## Tarefas a realizar
1/ Indique todas as pessoas mencionadas pelo nome no texto sobre Chico António.
2/ Reproduza o trecho do texto sobre Chico António de "No primeiro dia" até "espalhado pelo corpo.".

## Excerto selecionado

+++

No primeiro dia deste ano, Chico António programou-se a voltar ao estúdio para continuar a produzir o seu novo álbum. Apesar da saúde frágil, o músico contactou o produtor Zé Pires. Ambos trocaram mensagens, animados, convictos de que 2024 seria o ano… No entanto, em poucos dias, a situação da saúde complicou-se e o artista teve de ser internado no Hospital Central de Maputo, onde, este sábado, não resistiu ao cancro que se tinha espalhado pelo corpo.
Como consequência da morte de Chico António, em poucas horas, as redes sociais funcionaram como a grande montra para a homenagem ao autor de “Maimuna” e “Mercandonga”. Os admiradores, amigos, colegas de trabalho e artistas lamentaram, com efeito, o desaparecimento de um autor cujo último grande concerto aconteceu no dia 22 de Dezembro, no Centro Cultural Moçambique-China. Zé Pires esteve na direcção do espectáculo designado Aqueles dias de rádio. “Eu tive essa sorta de ter sido escolhido por ele, para trabalhar. Fiz a finalização do último disco dele, Memórias, e, recentemente, ele escolheu-me para fazer a produção-executiva do seu último álbum, numa co-produção minha com o Nelton Miranda. Infelizmente, passados dois ou três dias, recebemos esta mensagem de que o Chico está hospitalizado e, pasado uma semana, o Chico foi-se. Mas nós vamos finalizar o trabalho. Não vamos permitir que o legado do Chico morra com ele. Faremos com que o seu projecto vá até ao fim. Disso eu tenho a certeza”, garantiu Zé Pires, acrescentando que, nestes dias, percebeu que, já a 22 de Dezembro, o autor de João Galagala estava debilitado.

+++

Dados de deteção da disposição de documentos

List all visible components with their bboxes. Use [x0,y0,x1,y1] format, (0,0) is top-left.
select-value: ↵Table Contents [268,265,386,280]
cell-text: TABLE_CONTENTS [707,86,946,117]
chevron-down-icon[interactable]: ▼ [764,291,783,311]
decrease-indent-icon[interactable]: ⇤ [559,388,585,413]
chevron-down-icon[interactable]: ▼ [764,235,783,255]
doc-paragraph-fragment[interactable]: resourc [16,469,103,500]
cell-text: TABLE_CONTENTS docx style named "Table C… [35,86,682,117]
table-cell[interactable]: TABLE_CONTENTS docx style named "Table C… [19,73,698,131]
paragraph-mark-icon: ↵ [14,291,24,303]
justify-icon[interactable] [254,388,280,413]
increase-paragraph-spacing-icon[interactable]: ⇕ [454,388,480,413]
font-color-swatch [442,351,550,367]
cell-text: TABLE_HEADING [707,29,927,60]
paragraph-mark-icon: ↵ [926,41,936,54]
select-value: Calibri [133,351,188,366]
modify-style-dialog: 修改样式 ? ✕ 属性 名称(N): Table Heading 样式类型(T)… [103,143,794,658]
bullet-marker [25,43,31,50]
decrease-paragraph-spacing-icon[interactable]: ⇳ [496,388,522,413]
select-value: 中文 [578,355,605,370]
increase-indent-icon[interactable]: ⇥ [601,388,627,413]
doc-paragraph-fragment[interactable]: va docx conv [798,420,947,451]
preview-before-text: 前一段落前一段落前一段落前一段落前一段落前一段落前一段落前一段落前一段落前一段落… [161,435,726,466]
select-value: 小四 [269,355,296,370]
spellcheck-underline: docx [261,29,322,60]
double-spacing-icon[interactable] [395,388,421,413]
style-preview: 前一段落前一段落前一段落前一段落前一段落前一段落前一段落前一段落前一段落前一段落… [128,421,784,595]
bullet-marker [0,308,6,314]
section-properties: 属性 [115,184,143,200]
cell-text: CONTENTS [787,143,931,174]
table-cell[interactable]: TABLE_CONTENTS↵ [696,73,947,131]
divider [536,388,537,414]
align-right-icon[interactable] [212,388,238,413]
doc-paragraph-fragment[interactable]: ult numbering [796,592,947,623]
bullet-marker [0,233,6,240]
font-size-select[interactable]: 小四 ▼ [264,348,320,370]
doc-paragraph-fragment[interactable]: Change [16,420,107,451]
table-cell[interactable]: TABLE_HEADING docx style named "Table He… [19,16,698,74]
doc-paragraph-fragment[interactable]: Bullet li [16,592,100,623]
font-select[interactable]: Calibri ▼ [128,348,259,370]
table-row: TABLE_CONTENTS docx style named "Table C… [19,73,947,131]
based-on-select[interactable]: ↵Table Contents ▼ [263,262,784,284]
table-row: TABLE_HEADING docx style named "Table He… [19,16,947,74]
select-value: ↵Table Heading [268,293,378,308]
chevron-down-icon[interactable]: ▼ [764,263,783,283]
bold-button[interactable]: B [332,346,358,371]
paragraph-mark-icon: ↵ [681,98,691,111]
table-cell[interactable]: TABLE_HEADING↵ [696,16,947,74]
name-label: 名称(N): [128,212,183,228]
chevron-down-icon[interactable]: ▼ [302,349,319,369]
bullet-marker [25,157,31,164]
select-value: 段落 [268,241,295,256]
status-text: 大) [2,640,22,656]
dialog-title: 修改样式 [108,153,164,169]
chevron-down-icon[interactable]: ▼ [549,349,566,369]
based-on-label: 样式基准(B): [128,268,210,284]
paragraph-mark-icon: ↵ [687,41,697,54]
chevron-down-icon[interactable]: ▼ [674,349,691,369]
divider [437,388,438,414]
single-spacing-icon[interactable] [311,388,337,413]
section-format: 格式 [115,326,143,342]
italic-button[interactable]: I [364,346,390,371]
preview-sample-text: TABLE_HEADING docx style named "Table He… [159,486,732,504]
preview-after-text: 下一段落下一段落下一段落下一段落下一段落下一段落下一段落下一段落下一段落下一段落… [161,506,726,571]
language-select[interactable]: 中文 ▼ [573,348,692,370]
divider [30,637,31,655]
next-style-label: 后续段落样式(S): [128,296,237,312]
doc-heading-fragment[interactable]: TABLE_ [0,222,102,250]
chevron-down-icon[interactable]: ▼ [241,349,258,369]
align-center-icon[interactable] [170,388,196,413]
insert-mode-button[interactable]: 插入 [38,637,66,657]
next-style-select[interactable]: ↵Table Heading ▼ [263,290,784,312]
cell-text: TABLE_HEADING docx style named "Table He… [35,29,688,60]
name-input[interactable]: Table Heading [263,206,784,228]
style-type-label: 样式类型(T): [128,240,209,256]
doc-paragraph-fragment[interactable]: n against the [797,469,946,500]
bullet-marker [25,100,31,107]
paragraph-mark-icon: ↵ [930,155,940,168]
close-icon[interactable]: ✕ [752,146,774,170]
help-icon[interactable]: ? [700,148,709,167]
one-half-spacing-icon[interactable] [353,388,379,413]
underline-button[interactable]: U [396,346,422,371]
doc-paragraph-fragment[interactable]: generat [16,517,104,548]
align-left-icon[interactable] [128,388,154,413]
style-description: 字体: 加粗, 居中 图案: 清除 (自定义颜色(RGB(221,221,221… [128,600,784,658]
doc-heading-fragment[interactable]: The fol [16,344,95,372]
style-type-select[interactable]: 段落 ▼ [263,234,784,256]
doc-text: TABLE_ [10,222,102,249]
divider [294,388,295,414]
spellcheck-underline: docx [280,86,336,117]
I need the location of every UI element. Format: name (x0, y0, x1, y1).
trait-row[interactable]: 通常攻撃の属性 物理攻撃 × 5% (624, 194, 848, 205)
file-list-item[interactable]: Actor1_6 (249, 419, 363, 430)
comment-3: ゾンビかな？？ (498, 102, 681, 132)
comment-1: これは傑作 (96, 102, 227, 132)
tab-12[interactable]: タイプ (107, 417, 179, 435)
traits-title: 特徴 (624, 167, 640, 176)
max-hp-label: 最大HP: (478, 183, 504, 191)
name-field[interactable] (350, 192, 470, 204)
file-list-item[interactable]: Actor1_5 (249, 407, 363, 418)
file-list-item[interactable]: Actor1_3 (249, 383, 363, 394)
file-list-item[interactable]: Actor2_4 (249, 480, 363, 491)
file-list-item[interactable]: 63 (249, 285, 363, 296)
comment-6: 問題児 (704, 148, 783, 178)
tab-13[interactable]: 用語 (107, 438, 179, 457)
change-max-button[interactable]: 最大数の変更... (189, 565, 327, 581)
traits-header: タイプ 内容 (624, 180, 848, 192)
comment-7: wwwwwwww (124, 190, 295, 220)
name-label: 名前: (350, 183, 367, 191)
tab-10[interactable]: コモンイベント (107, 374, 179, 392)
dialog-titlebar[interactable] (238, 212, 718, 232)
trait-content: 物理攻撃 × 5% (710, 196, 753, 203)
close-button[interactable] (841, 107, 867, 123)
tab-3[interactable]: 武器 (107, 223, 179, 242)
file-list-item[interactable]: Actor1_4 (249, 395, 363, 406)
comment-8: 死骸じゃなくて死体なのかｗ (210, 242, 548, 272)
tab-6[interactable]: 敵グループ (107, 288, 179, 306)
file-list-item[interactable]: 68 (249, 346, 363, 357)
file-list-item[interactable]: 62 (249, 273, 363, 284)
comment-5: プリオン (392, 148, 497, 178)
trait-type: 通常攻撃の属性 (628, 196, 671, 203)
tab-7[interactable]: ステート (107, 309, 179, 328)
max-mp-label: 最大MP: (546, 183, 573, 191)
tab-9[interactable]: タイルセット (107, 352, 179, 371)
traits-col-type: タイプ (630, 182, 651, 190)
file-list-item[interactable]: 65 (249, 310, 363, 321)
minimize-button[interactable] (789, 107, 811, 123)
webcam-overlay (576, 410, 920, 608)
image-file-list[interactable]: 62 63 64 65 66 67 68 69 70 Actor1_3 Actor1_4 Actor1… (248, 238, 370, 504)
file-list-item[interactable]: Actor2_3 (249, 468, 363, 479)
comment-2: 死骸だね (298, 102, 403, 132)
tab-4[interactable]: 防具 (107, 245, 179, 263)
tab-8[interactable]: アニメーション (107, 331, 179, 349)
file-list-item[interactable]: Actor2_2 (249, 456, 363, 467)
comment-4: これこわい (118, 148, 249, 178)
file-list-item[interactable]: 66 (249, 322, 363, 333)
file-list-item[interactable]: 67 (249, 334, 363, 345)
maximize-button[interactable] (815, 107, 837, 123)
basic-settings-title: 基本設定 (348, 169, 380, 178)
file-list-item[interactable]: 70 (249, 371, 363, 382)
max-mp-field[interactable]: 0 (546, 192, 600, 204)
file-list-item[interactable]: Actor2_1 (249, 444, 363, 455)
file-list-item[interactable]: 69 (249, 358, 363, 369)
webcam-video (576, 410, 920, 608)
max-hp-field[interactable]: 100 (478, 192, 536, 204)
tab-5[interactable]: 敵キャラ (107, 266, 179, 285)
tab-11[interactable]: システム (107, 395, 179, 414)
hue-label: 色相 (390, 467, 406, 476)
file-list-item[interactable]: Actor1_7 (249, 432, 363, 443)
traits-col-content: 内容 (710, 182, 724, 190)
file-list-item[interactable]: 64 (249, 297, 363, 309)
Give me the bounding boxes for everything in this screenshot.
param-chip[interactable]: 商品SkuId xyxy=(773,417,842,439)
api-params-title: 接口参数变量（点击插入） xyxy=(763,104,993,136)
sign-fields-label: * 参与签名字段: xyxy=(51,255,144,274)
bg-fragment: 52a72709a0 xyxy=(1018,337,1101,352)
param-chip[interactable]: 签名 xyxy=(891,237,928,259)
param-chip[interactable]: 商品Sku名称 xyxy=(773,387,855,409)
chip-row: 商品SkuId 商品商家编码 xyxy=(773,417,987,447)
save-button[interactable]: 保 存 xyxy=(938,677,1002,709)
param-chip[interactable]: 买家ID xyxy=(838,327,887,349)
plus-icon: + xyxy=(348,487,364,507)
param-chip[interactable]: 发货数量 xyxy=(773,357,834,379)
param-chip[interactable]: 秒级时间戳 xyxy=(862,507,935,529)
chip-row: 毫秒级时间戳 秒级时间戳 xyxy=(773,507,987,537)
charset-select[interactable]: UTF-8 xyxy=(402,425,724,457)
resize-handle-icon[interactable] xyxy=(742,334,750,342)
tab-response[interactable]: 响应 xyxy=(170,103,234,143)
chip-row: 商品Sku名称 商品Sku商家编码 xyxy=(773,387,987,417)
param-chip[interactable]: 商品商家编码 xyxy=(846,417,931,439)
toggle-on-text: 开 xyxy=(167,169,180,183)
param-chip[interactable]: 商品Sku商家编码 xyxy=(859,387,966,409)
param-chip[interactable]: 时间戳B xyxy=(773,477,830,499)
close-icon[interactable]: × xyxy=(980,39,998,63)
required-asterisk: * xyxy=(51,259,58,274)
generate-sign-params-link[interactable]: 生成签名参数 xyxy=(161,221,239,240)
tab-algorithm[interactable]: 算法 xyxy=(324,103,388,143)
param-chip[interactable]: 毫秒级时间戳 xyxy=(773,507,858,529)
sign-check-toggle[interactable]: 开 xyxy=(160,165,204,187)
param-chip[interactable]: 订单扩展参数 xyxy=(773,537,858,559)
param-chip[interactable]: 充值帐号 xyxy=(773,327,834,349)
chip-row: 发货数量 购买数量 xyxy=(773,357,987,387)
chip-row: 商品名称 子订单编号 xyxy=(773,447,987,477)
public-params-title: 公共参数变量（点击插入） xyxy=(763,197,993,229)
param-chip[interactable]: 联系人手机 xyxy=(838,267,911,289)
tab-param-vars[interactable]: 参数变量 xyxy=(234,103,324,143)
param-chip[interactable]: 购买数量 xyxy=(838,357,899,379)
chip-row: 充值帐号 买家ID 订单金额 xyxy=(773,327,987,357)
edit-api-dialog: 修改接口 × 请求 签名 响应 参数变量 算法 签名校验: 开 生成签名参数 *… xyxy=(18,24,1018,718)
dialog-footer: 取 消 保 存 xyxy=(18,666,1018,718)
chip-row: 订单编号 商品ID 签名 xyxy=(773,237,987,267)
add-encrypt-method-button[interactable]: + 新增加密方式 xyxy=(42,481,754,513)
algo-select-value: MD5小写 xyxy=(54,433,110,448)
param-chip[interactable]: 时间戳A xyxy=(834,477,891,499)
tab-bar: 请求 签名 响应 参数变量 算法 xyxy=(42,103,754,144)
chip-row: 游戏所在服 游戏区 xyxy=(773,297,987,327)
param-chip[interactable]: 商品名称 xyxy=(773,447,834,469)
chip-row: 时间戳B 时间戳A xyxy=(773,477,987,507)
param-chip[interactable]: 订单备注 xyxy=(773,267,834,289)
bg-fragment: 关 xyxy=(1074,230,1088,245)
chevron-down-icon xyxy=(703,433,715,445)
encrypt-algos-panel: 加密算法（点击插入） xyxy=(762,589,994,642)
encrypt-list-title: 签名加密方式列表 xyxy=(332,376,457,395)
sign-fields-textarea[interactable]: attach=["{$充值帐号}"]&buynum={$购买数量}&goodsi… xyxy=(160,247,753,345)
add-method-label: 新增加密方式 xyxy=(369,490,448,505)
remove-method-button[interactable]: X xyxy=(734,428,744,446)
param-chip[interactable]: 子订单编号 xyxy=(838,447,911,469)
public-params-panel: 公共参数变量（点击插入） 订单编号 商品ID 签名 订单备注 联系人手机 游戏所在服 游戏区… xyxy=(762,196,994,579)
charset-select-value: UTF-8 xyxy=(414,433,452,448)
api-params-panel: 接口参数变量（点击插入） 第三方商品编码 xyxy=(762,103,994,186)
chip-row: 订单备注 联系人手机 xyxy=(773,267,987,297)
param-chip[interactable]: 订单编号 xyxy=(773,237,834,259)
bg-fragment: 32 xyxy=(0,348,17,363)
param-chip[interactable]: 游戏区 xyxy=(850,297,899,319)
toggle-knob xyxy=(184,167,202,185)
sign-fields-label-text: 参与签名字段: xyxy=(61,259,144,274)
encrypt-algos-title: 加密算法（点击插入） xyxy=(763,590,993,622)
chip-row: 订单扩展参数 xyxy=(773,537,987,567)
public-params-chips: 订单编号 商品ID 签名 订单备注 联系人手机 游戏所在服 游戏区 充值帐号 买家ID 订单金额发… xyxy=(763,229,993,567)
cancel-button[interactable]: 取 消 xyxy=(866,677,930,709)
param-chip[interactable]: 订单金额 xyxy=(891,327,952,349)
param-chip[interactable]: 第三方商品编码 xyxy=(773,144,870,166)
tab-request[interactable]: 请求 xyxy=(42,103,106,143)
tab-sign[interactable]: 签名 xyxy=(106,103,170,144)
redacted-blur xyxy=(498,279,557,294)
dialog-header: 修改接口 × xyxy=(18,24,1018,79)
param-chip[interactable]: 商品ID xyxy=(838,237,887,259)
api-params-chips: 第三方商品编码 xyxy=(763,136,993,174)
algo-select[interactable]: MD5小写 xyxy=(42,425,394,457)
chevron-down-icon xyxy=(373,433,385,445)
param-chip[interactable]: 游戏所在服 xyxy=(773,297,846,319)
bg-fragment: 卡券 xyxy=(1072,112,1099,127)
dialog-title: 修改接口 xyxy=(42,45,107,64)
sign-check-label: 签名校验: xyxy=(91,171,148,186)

+++

## Respostas às tarefas
1/ Chico António, Zé Pires, Nelton Miranda

2/
No primeiro dia deste ano, Chico António programou-se a voltar ao estúdio para continuar a produzir o seu novo álbum. Apesar da saúde frágil, o músico contactou o produtor Zé Pires. Ambos trocaram mensagens, animados, convictos de que 2024 seria o ano… No entanto, em poucos dias, a situação da saúde complicou-se e o artista teve de ser internado no Hospital Central de Maputo, onde, este sábado, não resistiu ao cancro que se tinha espalhado pelo corpo.